--- begin ---
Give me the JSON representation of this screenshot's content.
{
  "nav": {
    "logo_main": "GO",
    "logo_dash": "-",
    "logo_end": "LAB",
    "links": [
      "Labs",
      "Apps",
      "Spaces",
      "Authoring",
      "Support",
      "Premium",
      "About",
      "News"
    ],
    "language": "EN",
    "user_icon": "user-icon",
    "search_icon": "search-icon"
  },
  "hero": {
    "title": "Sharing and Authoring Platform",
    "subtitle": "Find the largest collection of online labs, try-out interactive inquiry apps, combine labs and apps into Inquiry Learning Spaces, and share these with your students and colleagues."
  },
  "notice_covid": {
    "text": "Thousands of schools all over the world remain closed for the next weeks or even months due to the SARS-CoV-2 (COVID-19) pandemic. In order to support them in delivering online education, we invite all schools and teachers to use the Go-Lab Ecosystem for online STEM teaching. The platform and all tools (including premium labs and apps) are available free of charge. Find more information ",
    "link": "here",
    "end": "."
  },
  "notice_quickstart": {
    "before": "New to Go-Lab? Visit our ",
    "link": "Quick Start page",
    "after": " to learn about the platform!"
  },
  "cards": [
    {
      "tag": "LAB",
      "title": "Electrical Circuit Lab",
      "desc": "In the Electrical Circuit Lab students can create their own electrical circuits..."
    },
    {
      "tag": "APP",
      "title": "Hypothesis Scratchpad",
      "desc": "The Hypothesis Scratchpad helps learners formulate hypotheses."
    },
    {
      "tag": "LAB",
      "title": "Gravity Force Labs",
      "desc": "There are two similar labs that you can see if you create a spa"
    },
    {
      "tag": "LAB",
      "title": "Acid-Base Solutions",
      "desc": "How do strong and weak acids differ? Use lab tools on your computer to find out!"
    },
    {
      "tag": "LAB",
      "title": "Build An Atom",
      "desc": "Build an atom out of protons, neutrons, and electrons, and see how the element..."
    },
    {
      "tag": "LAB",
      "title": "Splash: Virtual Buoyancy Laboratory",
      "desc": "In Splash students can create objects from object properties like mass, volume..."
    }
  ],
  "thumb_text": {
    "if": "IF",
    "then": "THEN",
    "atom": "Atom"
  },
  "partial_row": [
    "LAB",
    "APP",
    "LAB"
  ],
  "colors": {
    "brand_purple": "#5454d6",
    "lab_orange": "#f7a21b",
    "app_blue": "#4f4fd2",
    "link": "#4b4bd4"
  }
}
--- end ---
■ Written exercise: Extract every record. Keep wording exact.

■ Result for this exercise:
Give me the JSON representation of this screenshot's content.
{
  "nav": {
    "logo_main": "GO",
    "logo_dash": "-",
    "logo_end": "LAB",
    "links": [
      "Labs",
      "Apps",
      "Spaces",
      "Authoring",
      "Support",
      "Premium",
      "About",
      "News"
    ],
    "language": "EN",
    "user_icon": "user-icon",
    "search_icon": "search-icon"
  },
  "hero": {
    "title": "Sharing and Authoring Platform",
    "subtitle": "Find the largest collection of online labs, try-out interactive inquiry apps, combine labs and apps into Inquiry Learning Spaces, and share these with your students and colleagues."
  },
  "notice_covid": {
    "text": "Thousands of schools all over the world remain closed for the next weeks or even months due to the SARS-CoV-2 (COVID-19) pandemic. In order to support them in delivering online education, we invite all schools and teachers to use the Go-Lab Ecosystem for online STEM teaching. The platform and all tools (including premium labs and apps) are available free of charge. Find more information ",
    "link": "here",
    "end": "."
  },
  "notice_quickstart": {
    "before": "New to Go-Lab? Visit our ",
    "link": "Quick Start page",
    "after": " to learn about the platform!"
  },
  "cards": [
    {
      "tag": "LAB",
      "title": "Electrical Circuit Lab",
      "desc": "In the Electrical Circuit Lab students can create their own electrical circuits..."
    },
    {
      "tag": "APP",
      "title": "Hypothesis Scratchpad",
      "desc": "The Hypothesis Scratchpad helps learners formulate hypotheses."
    },
    {
      "tag": "LAB",
      "title": "Gravity Force Labs",
      "desc": "There are two similar labs that you can see if you create a spa"
    },
    {
      "tag": "LAB",
      "title": "Acid-Base Solutions",
      "desc": "How do strong and weak acids differ? Use lab tools on your computer to find out!"
    },
    {
      "tag": "LAB",
      "title": "Build An Atom",
      "desc": "Build an atom out of protons, neutrons, and electrons, and see how the element..."
    },
    {
      "tag": "LAB",
      "title": "Splash: Virtual Buoyancy Laboratory",
      "desc": "In Splash students can create objects from object properties like mass, volume..."
    }
  ],
  "thumb_text": {
    "if": "IF",
    "then": "THEN",
    "atom": "Atom"
  },
  "partial_row": [
    "LAB",
    "APP",
    "LAB"
  ],
  "colors": {
    "brand_purple": "#5454d6",
    "lab_orange": "#f7a21b",
    "app_blue": "#4f4fd2",
    "link": "#4b4bd4"
  }
}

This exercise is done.